Stored records
-- start --
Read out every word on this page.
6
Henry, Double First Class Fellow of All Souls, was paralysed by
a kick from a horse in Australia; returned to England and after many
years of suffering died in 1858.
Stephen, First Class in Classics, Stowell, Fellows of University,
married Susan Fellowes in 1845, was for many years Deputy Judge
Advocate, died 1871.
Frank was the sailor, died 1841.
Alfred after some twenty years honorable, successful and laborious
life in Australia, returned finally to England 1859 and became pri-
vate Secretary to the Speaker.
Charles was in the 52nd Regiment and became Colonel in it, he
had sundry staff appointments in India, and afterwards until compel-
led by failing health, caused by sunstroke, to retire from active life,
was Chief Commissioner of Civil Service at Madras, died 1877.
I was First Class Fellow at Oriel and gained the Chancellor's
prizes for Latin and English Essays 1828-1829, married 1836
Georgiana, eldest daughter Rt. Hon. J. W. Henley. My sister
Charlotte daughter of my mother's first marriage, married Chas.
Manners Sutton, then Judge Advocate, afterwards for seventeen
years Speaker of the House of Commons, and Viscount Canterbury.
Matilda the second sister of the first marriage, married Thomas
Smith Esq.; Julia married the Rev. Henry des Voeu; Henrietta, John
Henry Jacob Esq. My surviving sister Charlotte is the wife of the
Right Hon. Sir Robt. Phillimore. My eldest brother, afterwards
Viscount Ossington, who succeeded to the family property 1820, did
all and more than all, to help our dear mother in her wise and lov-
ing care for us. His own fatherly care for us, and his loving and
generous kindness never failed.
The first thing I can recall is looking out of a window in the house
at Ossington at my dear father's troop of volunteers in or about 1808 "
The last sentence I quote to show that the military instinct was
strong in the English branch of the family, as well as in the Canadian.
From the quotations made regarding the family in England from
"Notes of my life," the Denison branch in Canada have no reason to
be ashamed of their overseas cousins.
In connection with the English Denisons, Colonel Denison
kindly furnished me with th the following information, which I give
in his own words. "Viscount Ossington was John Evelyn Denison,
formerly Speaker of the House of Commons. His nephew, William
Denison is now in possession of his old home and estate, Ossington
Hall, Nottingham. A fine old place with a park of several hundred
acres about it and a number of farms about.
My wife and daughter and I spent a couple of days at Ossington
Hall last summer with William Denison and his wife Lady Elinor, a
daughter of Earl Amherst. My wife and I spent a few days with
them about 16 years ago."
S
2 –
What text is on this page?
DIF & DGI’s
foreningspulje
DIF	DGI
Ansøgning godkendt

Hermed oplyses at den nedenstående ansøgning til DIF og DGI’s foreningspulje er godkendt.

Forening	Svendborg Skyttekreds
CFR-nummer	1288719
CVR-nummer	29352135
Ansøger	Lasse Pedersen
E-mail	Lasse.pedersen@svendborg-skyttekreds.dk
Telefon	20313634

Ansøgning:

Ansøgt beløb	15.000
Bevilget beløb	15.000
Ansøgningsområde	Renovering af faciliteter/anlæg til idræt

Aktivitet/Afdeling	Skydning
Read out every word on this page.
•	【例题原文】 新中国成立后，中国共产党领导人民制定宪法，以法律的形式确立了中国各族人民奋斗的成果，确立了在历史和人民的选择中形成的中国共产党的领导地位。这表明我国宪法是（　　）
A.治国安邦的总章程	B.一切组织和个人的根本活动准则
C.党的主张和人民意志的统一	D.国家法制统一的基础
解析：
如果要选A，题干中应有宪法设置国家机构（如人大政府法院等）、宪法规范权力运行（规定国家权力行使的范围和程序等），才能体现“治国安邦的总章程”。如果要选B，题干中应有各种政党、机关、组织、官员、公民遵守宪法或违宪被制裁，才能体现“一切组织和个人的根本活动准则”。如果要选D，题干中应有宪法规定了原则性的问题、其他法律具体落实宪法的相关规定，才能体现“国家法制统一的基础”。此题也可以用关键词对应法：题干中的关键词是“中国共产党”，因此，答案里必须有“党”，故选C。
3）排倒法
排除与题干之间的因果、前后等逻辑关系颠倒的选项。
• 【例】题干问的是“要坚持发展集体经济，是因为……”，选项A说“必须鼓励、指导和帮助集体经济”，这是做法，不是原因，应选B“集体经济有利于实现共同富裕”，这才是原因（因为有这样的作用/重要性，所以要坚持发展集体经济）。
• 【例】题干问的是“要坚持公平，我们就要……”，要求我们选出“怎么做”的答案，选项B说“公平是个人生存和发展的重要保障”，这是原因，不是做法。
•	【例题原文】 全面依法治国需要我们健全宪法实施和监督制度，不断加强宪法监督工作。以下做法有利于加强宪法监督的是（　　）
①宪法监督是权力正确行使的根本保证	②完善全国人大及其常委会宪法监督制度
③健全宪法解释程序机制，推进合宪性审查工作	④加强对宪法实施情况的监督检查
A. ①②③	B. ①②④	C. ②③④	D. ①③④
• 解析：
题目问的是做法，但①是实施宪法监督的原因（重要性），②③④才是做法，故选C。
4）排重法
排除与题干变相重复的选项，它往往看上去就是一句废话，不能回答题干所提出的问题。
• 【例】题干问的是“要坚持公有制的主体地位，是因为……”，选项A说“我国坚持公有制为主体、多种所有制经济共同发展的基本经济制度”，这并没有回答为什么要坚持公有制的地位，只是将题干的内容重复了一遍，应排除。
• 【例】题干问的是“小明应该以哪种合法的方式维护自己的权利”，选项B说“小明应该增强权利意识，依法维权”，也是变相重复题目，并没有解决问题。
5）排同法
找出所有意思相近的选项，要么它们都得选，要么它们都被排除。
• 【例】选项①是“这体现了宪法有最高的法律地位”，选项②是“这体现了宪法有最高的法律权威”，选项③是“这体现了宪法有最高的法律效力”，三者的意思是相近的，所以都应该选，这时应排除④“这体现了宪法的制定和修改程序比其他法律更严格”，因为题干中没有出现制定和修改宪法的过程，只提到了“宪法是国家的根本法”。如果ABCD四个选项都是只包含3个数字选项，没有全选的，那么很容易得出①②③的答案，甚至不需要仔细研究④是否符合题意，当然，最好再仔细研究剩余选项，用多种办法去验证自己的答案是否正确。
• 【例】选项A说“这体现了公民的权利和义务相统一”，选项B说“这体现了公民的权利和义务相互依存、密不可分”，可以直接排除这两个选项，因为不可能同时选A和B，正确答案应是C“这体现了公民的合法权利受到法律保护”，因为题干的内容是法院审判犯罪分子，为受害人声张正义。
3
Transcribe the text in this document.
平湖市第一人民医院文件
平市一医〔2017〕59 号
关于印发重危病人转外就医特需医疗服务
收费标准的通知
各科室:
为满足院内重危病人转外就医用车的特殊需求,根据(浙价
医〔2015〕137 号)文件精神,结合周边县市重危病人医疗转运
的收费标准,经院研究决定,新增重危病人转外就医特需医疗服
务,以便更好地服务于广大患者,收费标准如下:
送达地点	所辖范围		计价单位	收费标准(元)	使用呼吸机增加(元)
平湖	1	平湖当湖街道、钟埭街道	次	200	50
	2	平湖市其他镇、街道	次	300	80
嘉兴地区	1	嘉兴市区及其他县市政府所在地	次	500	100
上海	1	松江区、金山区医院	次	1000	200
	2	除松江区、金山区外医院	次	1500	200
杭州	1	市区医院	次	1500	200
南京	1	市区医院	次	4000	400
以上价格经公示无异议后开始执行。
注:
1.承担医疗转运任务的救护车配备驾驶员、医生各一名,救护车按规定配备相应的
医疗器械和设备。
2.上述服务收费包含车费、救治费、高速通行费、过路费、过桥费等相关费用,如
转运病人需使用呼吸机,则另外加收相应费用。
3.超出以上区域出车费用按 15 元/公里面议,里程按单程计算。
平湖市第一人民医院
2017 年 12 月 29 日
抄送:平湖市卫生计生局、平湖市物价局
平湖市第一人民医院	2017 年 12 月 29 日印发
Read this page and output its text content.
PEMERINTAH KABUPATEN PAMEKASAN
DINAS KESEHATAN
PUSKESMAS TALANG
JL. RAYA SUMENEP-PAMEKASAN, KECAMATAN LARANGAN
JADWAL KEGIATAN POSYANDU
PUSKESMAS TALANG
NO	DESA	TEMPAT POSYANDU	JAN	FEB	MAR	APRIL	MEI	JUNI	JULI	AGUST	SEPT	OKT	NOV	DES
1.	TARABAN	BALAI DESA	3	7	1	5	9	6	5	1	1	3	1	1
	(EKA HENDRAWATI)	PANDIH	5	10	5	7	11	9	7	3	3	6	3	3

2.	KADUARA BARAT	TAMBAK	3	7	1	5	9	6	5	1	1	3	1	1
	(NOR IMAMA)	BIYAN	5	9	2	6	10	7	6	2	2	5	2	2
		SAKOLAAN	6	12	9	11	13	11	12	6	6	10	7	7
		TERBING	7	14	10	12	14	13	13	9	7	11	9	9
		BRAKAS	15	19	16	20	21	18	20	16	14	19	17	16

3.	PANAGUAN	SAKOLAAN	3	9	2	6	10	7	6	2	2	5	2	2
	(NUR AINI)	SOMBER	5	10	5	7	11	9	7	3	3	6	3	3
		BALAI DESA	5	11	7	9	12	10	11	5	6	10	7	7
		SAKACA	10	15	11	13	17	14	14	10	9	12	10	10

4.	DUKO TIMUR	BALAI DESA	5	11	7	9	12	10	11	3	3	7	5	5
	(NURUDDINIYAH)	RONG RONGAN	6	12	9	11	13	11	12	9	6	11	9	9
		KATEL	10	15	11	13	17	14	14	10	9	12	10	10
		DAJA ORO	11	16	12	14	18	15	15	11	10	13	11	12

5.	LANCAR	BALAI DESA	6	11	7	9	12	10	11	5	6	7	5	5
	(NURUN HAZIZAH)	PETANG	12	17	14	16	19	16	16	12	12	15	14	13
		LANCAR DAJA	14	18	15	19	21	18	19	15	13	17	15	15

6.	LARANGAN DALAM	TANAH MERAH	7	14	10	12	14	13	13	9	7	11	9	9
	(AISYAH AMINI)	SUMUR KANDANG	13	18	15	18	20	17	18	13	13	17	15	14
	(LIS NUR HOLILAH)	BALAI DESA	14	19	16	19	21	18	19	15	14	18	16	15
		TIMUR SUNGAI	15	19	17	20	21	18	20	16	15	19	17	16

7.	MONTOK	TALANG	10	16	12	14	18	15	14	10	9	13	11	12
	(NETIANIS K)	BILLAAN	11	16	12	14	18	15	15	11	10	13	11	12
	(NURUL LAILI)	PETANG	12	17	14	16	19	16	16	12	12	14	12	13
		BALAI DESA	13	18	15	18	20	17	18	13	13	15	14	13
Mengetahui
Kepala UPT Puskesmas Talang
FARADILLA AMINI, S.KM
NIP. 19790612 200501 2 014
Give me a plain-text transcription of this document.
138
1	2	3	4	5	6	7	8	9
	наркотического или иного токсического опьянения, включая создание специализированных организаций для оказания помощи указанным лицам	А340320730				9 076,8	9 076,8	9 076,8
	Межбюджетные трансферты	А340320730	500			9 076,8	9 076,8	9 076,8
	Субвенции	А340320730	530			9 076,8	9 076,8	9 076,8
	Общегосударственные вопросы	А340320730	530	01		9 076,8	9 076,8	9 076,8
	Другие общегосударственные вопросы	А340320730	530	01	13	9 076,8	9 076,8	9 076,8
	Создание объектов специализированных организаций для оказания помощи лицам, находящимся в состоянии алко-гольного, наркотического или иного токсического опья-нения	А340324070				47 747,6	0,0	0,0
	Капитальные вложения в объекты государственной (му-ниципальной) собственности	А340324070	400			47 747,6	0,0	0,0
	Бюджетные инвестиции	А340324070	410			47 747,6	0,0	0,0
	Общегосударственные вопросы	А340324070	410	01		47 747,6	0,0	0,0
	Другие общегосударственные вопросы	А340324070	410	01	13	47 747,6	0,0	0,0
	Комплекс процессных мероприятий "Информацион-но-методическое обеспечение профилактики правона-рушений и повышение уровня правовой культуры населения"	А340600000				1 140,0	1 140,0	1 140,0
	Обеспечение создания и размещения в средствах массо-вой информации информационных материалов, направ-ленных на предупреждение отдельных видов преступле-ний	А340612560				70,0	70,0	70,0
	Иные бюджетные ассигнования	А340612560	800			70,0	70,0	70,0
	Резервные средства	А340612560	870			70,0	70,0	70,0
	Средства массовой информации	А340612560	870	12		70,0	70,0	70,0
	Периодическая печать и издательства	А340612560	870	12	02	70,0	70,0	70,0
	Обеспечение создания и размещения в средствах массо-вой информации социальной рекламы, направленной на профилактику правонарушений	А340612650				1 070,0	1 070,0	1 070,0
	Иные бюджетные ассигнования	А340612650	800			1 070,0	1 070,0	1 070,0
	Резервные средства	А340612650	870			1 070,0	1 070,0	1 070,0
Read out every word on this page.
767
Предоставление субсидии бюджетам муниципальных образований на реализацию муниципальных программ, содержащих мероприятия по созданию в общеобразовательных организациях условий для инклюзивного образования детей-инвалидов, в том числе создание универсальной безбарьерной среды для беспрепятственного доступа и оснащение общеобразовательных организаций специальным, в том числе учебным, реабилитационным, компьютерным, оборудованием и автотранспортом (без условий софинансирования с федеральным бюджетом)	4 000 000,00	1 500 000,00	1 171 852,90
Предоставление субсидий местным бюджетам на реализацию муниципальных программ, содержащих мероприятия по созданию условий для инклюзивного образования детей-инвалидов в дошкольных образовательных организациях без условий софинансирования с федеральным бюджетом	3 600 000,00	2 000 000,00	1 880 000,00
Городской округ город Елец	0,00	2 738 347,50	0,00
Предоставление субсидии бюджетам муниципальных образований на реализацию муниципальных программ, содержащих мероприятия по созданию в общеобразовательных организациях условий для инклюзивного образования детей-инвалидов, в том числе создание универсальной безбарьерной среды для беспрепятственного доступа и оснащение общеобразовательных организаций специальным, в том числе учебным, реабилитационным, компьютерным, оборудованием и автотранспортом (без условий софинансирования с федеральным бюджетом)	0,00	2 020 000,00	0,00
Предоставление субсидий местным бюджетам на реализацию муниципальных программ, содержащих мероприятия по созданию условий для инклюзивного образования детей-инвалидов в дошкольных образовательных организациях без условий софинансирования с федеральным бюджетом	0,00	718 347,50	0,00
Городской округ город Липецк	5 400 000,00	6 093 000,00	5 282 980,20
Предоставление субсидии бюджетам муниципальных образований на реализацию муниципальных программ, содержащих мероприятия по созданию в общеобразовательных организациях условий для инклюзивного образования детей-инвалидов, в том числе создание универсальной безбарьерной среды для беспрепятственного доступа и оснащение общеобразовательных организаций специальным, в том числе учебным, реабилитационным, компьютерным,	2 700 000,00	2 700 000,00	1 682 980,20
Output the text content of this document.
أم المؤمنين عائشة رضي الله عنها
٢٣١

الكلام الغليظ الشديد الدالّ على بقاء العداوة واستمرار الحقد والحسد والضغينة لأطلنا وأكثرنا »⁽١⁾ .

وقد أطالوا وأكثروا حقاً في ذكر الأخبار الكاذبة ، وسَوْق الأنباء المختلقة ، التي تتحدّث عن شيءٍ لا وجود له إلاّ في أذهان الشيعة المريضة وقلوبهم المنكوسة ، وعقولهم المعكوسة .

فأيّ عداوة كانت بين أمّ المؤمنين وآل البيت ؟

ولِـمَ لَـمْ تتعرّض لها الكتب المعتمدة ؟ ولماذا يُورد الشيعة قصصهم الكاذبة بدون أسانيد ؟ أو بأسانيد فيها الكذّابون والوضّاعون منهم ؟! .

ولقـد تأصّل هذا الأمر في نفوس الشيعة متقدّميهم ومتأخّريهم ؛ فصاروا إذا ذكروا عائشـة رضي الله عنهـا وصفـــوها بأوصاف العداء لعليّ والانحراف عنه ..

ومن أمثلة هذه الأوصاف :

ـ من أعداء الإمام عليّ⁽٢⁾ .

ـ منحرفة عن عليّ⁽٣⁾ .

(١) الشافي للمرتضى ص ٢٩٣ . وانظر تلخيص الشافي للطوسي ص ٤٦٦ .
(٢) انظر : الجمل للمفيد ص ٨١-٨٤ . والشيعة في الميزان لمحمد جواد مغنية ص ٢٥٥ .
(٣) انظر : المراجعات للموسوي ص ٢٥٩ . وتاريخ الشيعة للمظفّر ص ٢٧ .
-- end --
Produce an exact copy of the lines from the one containing "Output the text content of this document." through the last line, and of nothing else.

Output the text content of this document.
أم المؤمنين عائشة رضي الله عنها
٢٣١

الكلام الغليظ الشديد الدالّ على بقاء العداوة واستمرار الحقد والحسد والضغينة لأطلنا وأكثرنا »⁽١⁾ .

وقد أطالوا وأكثروا حقاً في ذكر الأخبار الكاذبة ، وسَوْق الأنباء المختلقة ، التي تتحدّث عن شيءٍ لا وجود له إلاّ في أذهان الشيعة المريضة وقلوبهم المنكوسة ، وعقولهم المعكوسة .

فأيّ عداوة كانت بين أمّ المؤمنين وآل البيت ؟

ولِـمَ لَـمْ تتعرّض لها الكتب المعتمدة ؟ ولماذا يُورد الشيعة قصصهم الكاذبة بدون أسانيد ؟ أو بأسانيد فيها الكذّابون والوضّاعون منهم ؟! .

ولقـد تأصّل هذا الأمر في نفوس الشيعة متقدّميهم ومتأخّريهم ؛ فصاروا إذا ذكروا عائشـة رضي الله عنهـا وصفـــوها بأوصاف العداء لعليّ والانحراف عنه ..

ومن أمثلة هذه الأوصاف :

ـ من أعداء الإمام عليّ⁽٢⁾ .

ـ منحرفة عن عليّ⁽٣⁾ .

(١) الشافي للمرتضى ص ٢٩٣ . وانظر تلخيص الشافي للطوسي ص ٤٦٦ .
(٢) انظر : الجمل للمفيد ص ٨١-٨٤ . والشيعة في الميزان لمحمد جواد مغنية ص ٢٥٥ .
(٣) انظر : المراجعات للموسوي ص ٢٥٩ . وتاريخ الشيعة للمظفّر ص ٢٧ .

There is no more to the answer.